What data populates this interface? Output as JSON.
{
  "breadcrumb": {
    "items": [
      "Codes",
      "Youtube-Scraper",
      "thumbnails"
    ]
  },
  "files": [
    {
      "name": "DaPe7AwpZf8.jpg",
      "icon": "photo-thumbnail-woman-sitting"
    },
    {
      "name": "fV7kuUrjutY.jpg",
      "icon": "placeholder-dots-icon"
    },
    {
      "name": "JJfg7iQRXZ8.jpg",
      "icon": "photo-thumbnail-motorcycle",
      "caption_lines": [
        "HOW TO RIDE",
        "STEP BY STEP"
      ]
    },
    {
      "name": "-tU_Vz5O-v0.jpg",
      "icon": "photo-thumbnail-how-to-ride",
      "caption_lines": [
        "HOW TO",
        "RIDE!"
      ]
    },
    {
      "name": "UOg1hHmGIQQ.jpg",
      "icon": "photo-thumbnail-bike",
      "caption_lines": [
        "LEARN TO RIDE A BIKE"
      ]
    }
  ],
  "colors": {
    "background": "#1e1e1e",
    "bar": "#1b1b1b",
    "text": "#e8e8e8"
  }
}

## Task directions
Would you write down every record again, exactly?

## Correct answer
What data populates this interface? Output as JSON.
{
  "breadcrumb": {
    "items": [
      "Codes",
      "Youtube-Scraper",
      "thumbnails"
    ]
  },
  "files": [
    {
      "name": "DaPe7AwpZf8.jpg",
      "icon": "photo-thumbnail-woman-sitting"
    },
    {
      "name": "fV7kuUrjutY.jpg",
      "icon": "placeholder-dots-icon"
    },
    {
      "name": "JJfg7iQRXZ8.jpg",
      "icon": "photo-thumbnail-motorcycle",
      "caption_lines": [
        "HOW TO RIDE",
        "STEP BY STEP"
      ]
    },
    {
      "name": "-tU_Vz5O-v0.jpg",
      "icon": "photo-thumbnail-how-to-ride",
      "caption_lines": [
        "HOW TO",
        "RIDE!"
      ]
    },
    {
      "name": "UOg1hHmGIQQ.jpg",
      "icon": "photo-thumbnail-bike",
      "caption_lines": [
        "LEARN TO RIDE A BIKE"
      ]
    }
  ],
  "colors": {
    "background": "#1e1e1e",
    "bar": "#1b1b1b",
    "text": "#e8e8e8"
  }
}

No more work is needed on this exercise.